* **SET PROBLEM**
Look below. Copy each line that has "AGASC" in it.

* **SUPPLIED MATERIAL**
- - -
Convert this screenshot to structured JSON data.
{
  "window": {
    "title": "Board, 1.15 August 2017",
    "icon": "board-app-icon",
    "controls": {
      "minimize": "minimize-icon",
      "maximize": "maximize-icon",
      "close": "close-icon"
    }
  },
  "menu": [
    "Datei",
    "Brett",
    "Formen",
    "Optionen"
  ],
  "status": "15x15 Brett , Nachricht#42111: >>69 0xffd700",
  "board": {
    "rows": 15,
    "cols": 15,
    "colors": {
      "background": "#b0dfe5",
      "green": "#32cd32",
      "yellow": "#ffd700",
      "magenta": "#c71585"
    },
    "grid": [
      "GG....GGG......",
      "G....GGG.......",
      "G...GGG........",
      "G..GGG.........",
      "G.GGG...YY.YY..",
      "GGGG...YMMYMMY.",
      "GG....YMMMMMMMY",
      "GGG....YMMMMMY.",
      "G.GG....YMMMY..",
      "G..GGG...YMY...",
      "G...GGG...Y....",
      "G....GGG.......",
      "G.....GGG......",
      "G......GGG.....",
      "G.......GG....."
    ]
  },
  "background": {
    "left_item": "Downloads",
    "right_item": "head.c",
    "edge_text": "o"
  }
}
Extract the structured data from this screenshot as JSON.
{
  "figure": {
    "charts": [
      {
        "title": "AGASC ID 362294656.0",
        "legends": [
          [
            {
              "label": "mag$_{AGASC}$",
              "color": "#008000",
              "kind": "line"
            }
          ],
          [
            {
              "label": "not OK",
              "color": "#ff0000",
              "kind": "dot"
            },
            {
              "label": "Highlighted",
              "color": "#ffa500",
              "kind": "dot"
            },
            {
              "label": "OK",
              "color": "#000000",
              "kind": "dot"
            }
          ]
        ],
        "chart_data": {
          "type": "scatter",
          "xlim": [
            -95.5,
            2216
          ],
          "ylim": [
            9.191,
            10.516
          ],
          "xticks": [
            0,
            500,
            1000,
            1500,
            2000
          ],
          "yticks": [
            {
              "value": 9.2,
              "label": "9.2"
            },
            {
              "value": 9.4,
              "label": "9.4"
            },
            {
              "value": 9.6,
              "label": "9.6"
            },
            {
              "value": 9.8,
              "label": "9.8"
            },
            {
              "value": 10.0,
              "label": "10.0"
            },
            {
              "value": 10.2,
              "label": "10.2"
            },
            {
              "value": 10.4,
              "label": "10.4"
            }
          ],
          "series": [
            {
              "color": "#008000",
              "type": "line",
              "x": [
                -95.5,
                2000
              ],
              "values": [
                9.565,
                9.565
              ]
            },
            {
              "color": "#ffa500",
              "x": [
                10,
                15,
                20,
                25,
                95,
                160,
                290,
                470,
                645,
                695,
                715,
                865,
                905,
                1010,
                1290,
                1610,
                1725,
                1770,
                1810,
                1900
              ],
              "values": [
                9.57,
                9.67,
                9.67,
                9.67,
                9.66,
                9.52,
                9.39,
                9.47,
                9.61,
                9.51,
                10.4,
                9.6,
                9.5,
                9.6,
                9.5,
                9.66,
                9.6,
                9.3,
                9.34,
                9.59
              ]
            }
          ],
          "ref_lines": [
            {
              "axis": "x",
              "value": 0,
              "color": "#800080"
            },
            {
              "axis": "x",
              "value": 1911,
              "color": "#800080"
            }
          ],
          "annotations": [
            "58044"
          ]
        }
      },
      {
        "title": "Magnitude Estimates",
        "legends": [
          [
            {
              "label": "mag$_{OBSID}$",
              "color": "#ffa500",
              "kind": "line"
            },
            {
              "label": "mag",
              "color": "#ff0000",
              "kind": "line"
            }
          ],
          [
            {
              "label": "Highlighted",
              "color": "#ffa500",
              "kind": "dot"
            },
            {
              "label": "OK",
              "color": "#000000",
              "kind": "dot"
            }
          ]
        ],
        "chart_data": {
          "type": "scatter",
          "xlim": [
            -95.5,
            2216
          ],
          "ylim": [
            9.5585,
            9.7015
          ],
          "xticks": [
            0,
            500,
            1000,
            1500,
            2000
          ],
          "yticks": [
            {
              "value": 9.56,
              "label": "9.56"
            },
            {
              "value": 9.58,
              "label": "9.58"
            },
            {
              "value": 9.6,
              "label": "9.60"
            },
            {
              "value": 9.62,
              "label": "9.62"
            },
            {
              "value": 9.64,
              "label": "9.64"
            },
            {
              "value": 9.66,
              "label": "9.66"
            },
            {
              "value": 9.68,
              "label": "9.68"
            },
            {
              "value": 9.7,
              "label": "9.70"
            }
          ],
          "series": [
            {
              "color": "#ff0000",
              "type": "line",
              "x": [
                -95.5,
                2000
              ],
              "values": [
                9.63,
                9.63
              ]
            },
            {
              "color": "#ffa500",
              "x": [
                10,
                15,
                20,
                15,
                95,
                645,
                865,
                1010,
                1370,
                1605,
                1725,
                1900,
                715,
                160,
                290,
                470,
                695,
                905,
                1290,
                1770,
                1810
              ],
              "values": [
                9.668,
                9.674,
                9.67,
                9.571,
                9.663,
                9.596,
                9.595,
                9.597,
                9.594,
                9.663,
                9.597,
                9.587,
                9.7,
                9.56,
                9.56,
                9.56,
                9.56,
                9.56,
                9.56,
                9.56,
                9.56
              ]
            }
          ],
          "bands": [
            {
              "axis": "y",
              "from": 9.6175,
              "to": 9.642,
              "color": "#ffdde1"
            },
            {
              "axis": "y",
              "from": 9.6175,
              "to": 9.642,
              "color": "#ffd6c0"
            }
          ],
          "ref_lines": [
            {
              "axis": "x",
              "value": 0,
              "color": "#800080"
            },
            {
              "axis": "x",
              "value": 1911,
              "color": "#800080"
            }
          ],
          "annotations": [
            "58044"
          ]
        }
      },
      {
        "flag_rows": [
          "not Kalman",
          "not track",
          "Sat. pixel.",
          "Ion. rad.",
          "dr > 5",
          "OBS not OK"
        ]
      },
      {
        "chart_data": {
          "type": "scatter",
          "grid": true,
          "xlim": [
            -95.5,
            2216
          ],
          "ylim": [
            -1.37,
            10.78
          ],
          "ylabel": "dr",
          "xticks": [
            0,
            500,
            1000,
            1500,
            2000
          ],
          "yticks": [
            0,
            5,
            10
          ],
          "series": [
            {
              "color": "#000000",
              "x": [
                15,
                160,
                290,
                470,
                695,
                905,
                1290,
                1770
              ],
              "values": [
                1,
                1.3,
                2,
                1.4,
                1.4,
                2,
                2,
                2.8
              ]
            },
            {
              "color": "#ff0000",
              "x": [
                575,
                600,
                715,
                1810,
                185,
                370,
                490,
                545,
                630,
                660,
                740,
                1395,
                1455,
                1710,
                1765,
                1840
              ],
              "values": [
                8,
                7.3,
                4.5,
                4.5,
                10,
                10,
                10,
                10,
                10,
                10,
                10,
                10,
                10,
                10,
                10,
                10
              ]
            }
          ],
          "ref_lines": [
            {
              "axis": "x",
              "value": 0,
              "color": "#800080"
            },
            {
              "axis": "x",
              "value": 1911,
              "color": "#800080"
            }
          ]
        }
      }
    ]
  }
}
- - -
* **THE ANSWER**
        "title": "AGASC ID 362294656.0",
              "label": "mag$_{AGASC}$",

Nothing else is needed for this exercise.